STATED GOAL: Make an exact copy of each entry, leaving out every picture.

Begin

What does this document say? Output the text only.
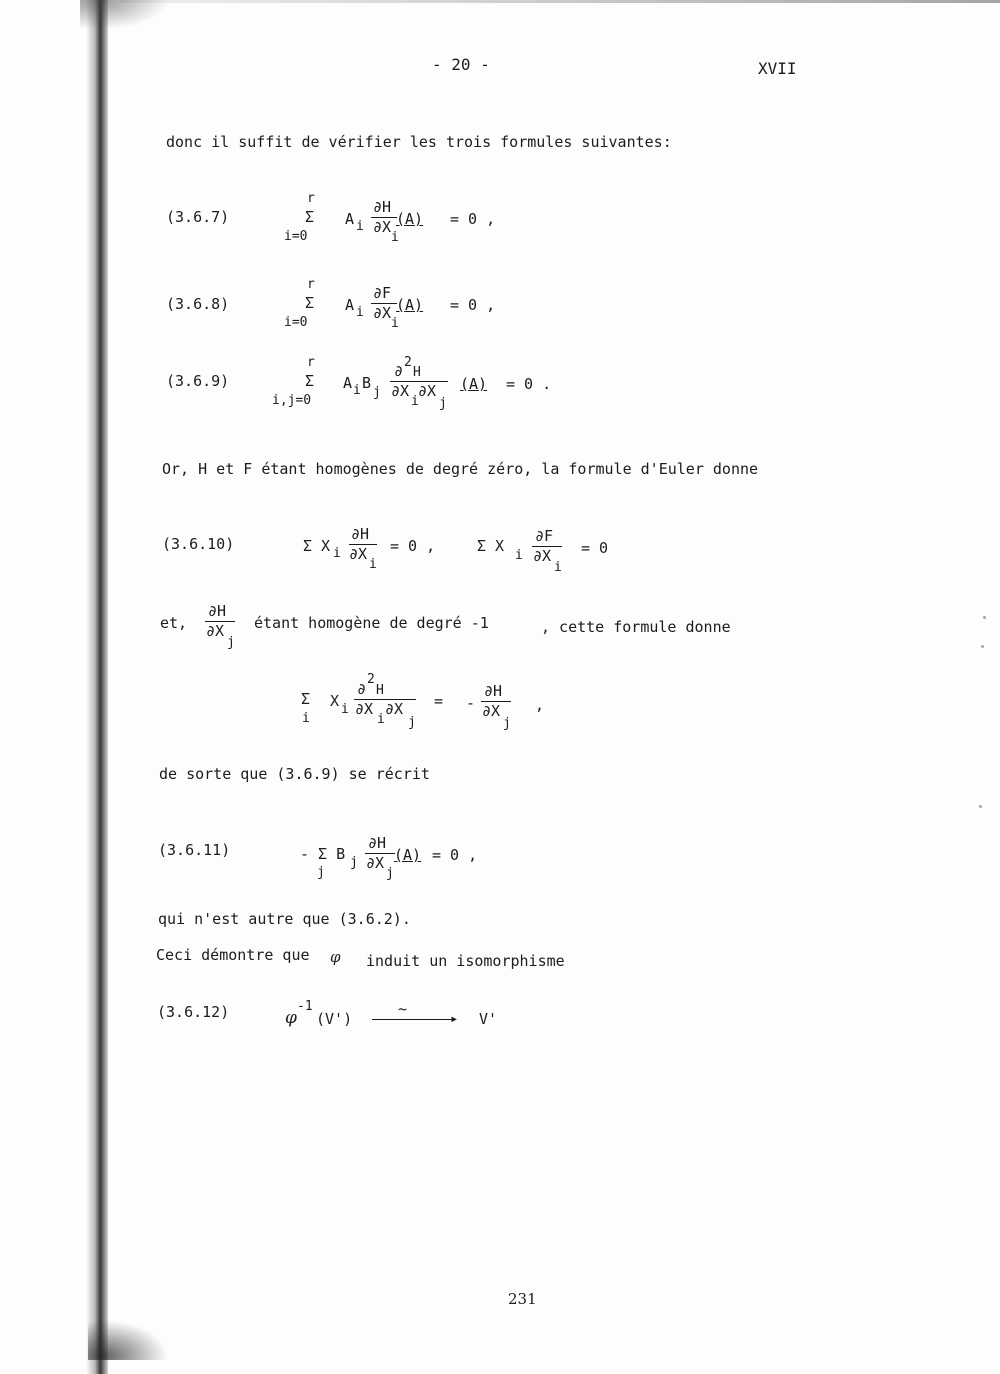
- 20 -	XVII
donc il suffit de vérifier les trois formules suivantes:
(3.6.7)
r
Σ
i=0
A i
∂H
∂X
i
(A) = 0 ,
(3.6.8)
r
Σ
i=0
A i
∂F
∂X
i
(A) = 0 ,
(3.6.9)
r
Σ
i,j=0
A i B
j
∂ 2
H
∂X
i
∂X
j
(A) = 0 .
Or, H et F étant homogènes de degré zéro, la formule d'Euler donne
(3.6.10)	Σ X i
∂H
∂X
i
= 0 ,	Σ X
i
∂F
∂X
i
= 0
et,
∂H
∂X
j
étant homogène de degré -1	, cette formule donne
Σ
i
X i
∂
2
H
∂X
i
∂X
j
= -
∂H
∂X
j
,
de sorte que (3.6.9) se récrit
(3.6.11)	- Σ B j
j
∂H
∂X
j
(A) = 0 ,
qui n'est autre que (3.6.2).
Ceci démontre que φ induit un isomorphisme
(3.6.12)	φ
-1
(V')
~
▸ V'
231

End

IN RESPONSE:
What does this document say? Output the text only.
- 20 -	XVII
donc il suffit de vérifier les trois formules suivantes:
(3.6.7)
r
Σ
i=0
A i
∂H
∂X
i
(A) = 0 ,
(3.6.8)
r
Σ
i=0
A i
∂F
∂X
i
(A) = 0 ,
(3.6.9)
r
Σ
i,j=0
A i B
j
∂ 2
H
∂X
i
∂X
j
(A) = 0 .
Or, H et F étant homogènes de degré zéro, la formule d'Euler donne
(3.6.10)	Σ X i
∂H
∂X
i
= 0 ,	Σ X
i
∂F
∂X
i
= 0
et,
∂H
∂X
j
étant homogène de degré -1	, cette formule donne
Σ
i
X i
∂
2
H
∂X
i
∂X
j
= -
∂H
∂X
j
,
de sorte que (3.6.9) se récrit
(3.6.11)	- Σ B j
j
∂H
∂X
j
(A) = 0 ,
qui n'est autre que (3.6.2).
Ceci démontre que φ induit un isomorphisme
(3.6.12)	φ
-1
(V')
~
▸ V'
231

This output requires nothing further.